WHAT YOU HAVE TO DO
Reproduce every entry that follows word for word, but omit the images.

DATA SHOWN
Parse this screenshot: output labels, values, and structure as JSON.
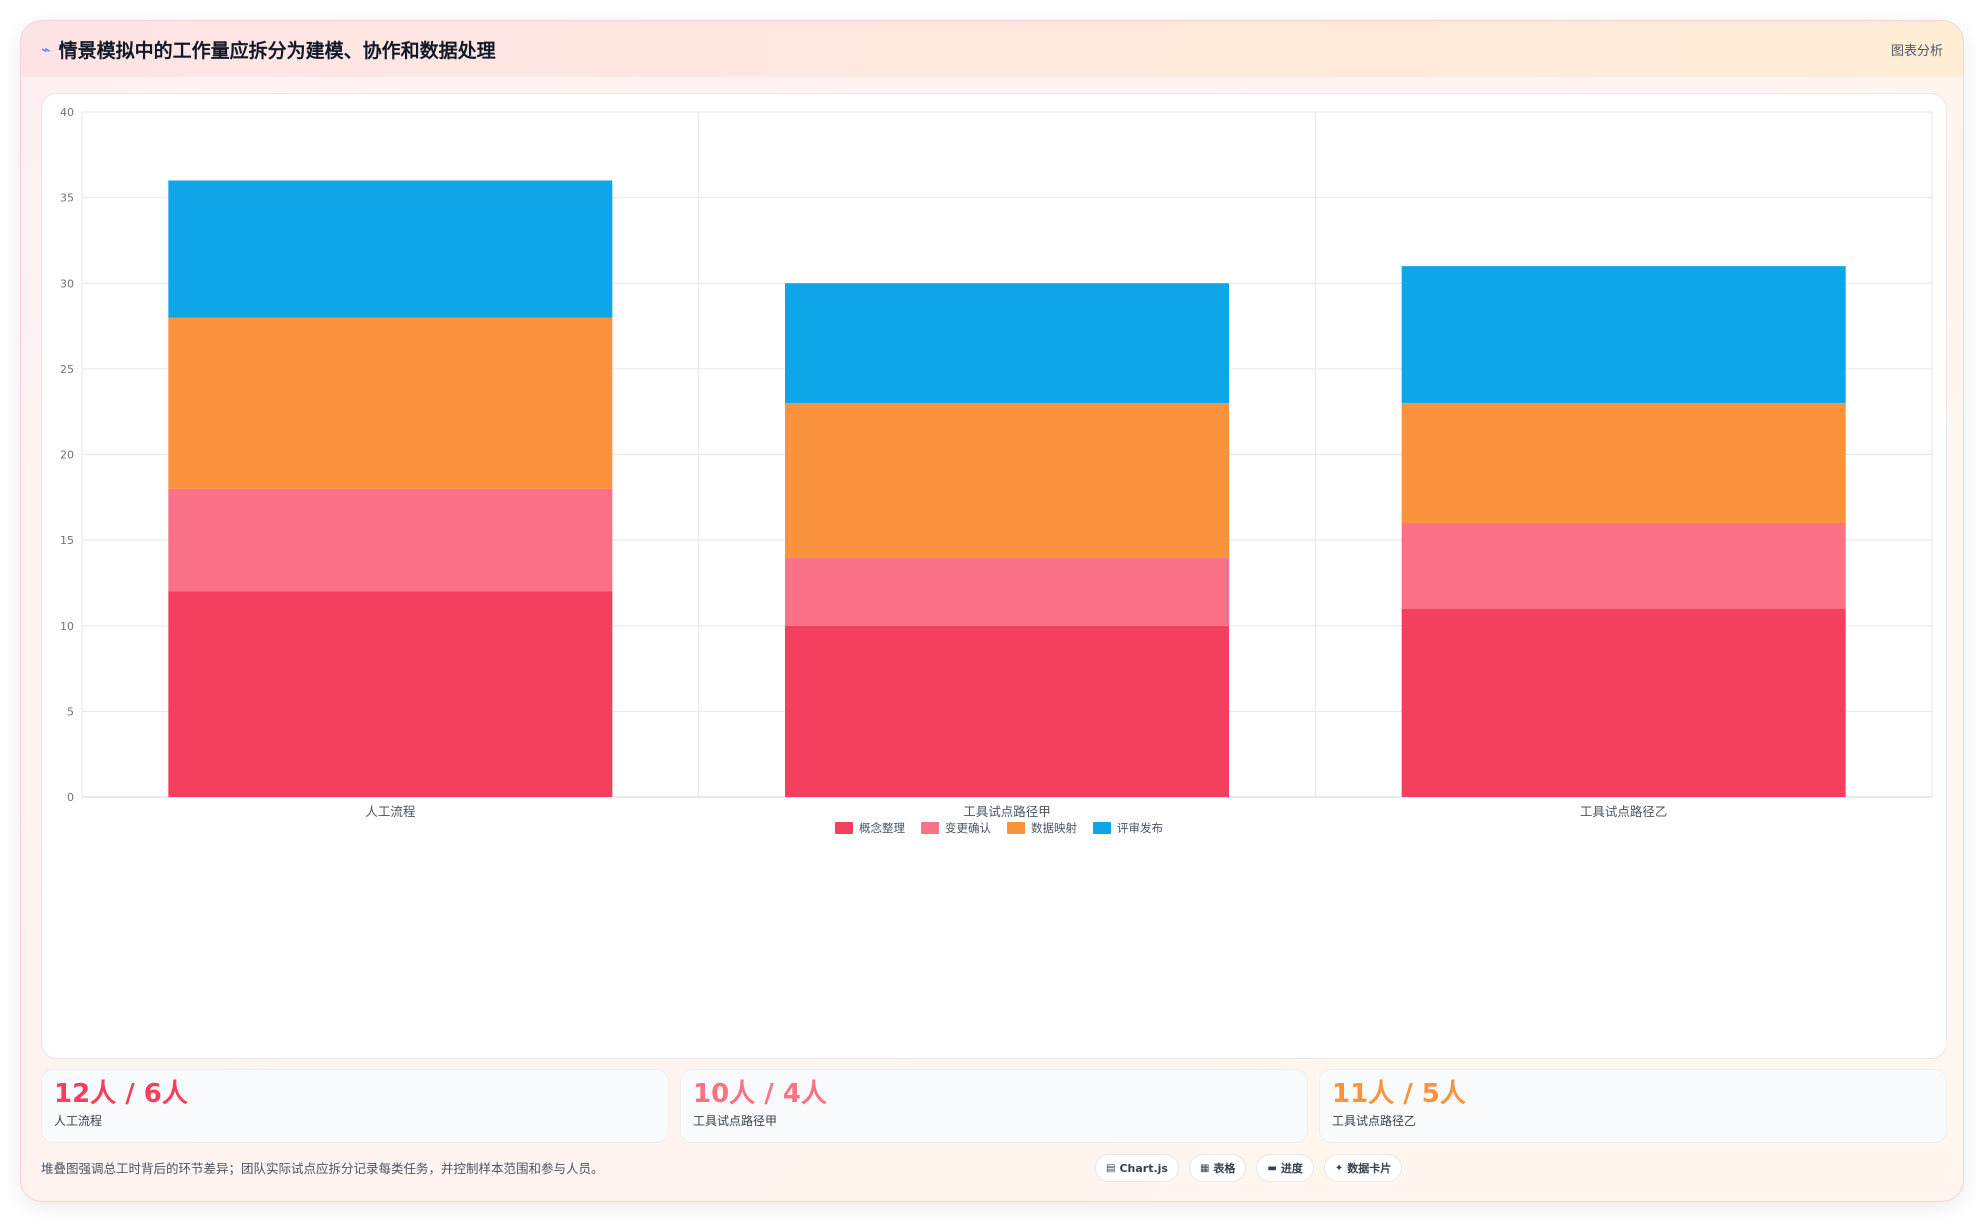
{
  "header": {
    "title": "情景模拟中的工作量应拆分为建模、协作和数据处理",
    "right_label": "图表分析"
  },
  "chart_data": {
    "type": "bar",
    "stacked": true,
    "categories": [
      "人工流程",
      "工具试点路径甲",
      "工具试点路径乙"
    ],
    "series": [
      {
        "name": "概念整理",
        "values": [
          12,
          10,
          11
        ],
        "color": "#f43f5e"
      },
      {
        "name": "变更确认",
        "values": [
          6,
          4,
          5
        ],
        "color": "#fb7185"
      },
      {
        "name": "数据映射",
        "values": [
          10,
          9,
          7
        ],
        "color": "#fb923c"
      },
      {
        "name": "评审发布",
        "values": [
          8,
          7,
          8
        ],
        "color": "#0ea5e9"
      }
    ],
    "ylim": [
      0,
      40
    ],
    "yticks": [
      "0",
      "5",
      "10",
      "15",
      "20",
      "25",
      "30",
      "35",
      "40"
    ],
    "grid": true,
    "legend": "bottom"
  },
  "kpis": [
    {
      "value": "12人 / 6人",
      "label": "人工流程",
      "color": "#f43f5e"
    },
    {
      "value": "10人 / 4人",
      "label": "工具试点路径甲",
      "color": "#fb7185"
    },
    {
      "value": "11人 / 5人",
      "label": "工具试点路径乙",
      "color": "#fb923c"
    }
  ],
  "footer": {
    "note": "堆叠图强调总工时背后的环节差异；团队实际试点应拆分记录每类任务，并控制样本范围和参与人员。",
    "chips": [
      {
        "label": "Chart.js",
        "icon": "▤"
      },
      {
        "label": "表格",
        "icon": "▦"
      },
      {
        "label": "进度",
        "icon": "▬"
      },
      {
        "label": "数据卡片",
        "icon": "✦"
      }
    ]
  }
}
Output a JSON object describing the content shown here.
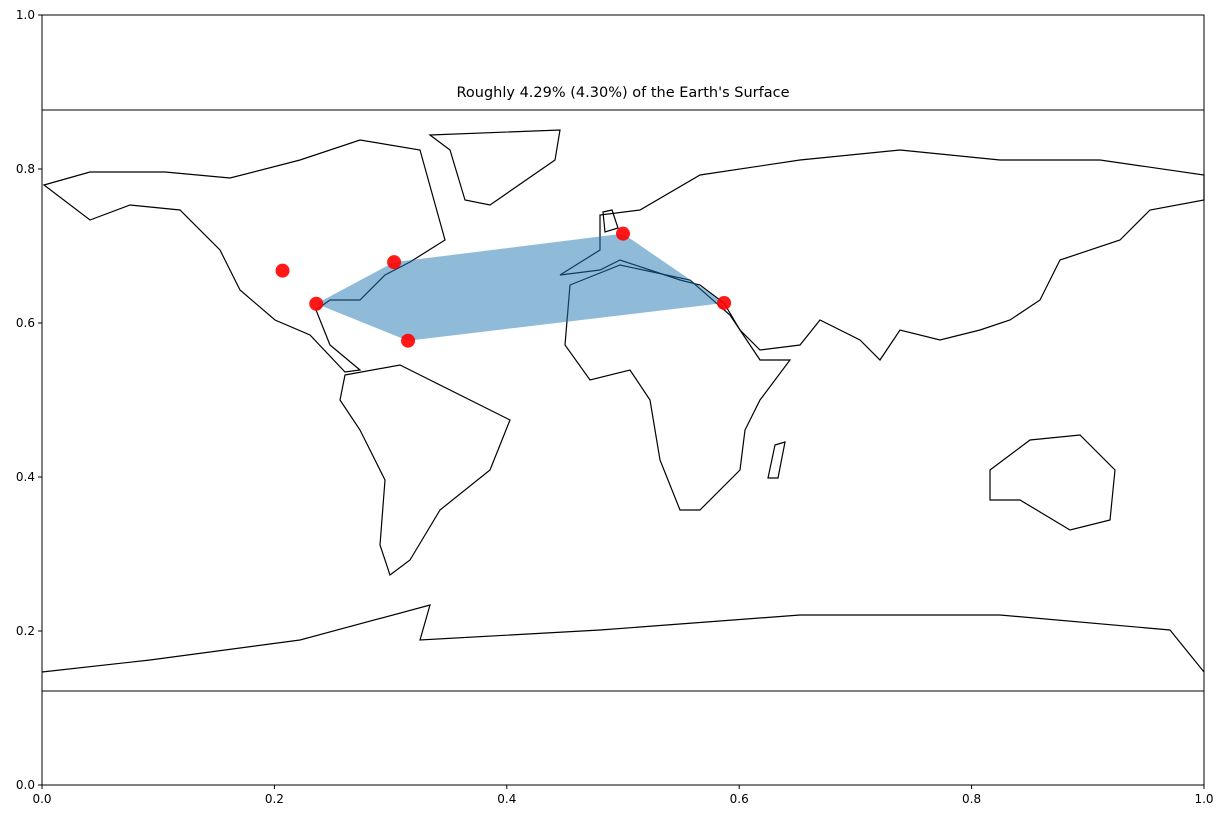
{
  "chart_data": {
    "type": "scatter",
    "title": "Roughly 4.29% (4.30%) of the Earth's Surface",
    "xlim": [
      0,
      1
    ],
    "ylim": [
      0,
      1
    ],
    "xticks": [
      {
        "value": 0,
        "label": "0.0"
      },
      0.2,
      0.4,
      0.6,
      0.8,
      {
        "value": 1,
        "label": "1.0"
      }
    ],
    "yticks": [
      {
        "value": 0,
        "label": "0.0"
      },
      0.2,
      0.4,
      0.6,
      0.8,
      {
        "value": 1,
        "label": "1.0"
      }
    ],
    "series": [
      {
        "color": "#ff0000",
        "x": [
          0.207,
          0.303,
          0.236,
          0.315,
          0.5,
          0.587
        ],
        "y": [
          0.668,
          0.679,
          0.625,
          0.577,
          0.716,
          0.626
        ]
      }
    ],
    "polygon": {
      "color": "#1f77b4",
      "x": [
        0.236,
        0.303,
        0.5,
        0.587,
        0.315
      ],
      "y": [
        0.625,
        0.679,
        0.716,
        0.626,
        0.577
      ]
    }
  }
}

FINISHED EXERCISE
Parse this screenshot: output labels, values, and structure as JSON.
{
  "header": {
    "title": "情景模拟中的工作量应拆分为建模、协作和数据处理",
    "right_label": "图表分析"
  },
  "chart_data": {
    "type": "bar",
    "stacked": true,
    "categories": [
      "人工流程",
      "工具试点路径甲",
      "工具试点路径乙"
    ],
    "series": [
      {
        "name": "概念整理",
        "values": [
          12,
          10,
          11
        ],
        "color": "#f43f5e"
      },
      {
        "name": "变更确认",
        "values": [
          6,
          4,
          5
        ],
        "color": "#fb7185"
      },
      {
        "name": "数据映射",
        "values": [
          10,
          9,
          7
        ],
        "color": "#fb923c"
      },
      {
        "name": "评审发布",
        "values": [
          8,
          7,
          8
        ],
        "color": "#0ea5e9"
      }
    ],
    "ylim": [
      0,
      40
    ],
    "yticks": [
      "0",
      "5",
      "10",
      "15",
      "20",
      "25",
      "30",
      "35",
      "40"
    ],
    "grid": true,
    "legend": "bottom"
  },
  "kpis": [
    {
      "value": "12人 / 6人",
      "label": "人工流程",
      "color": "#f43f5e"
    },
    {
      "value": "10人 / 4人",
      "label": "工具试点路径甲",
      "color": "#fb7185"
    },
    {
      "value": "11人 / 5人",
      "label": "工具试点路径乙",
      "color": "#fb923c"
    }
  ],
  "footer": {
    "note": "堆叠图强调总工时背后的环节差异；团队实际试点应拆分记录每类任务，并控制样本范围和参与人员。",
    "chips": [
      {
        "label": "Chart.js",
        "icon": "▤"
      },
      {
        "label": "表格",
        "icon": "▦"
      },
      {
        "label": "进度",
        "icon": "▬"
      },
      {
        "label": "数据卡片",
        "icon": "✦"
      }
    ]
  }
}
Output a JSON object describing the content shown here.
{
  "chart_data": {
    "type": "scatter",
    "title": "Roughly 4.29% (4.30%) of the Earth's Surface",
    "xlim": [
      0,
      1
    ],
    "ylim": [
      0,
      1
    ],
    "xticks": [
      {
        "value": 0,
        "label": "0.0"
      },
      0.2,
      0.4,
      0.6,
      0.8,
      {
        "value": 1,
        "label": "1.0"
      }
    ],
    "yticks": [
      {
        "value": 0,
        "label": "0.0"
      },
      0.2,
      0.4,
      0.6,
      0.8,
      {
        "value": 1,
        "label": "1.0"
      }
    ],
    "series": [
      {
        "color": "#ff0000",
        "x": [
          0.207,
          0.303,
          0.236,
          0.315,
          0.5,
          0.587
        ],
        "y": [
          0.668,
          0.679,
          0.625,
          0.577,
          0.716,
          0.626
        ]
      }
    ],
    "polygon": {
      "color": "#1f77b4",
      "x": [
        0.236,
        0.303,
        0.5,
        0.587,
        0.315
      ],
      "y": [
        0.625,
        0.679,
        0.716,
        0.626,
        0.577
      ]
    }
  }
}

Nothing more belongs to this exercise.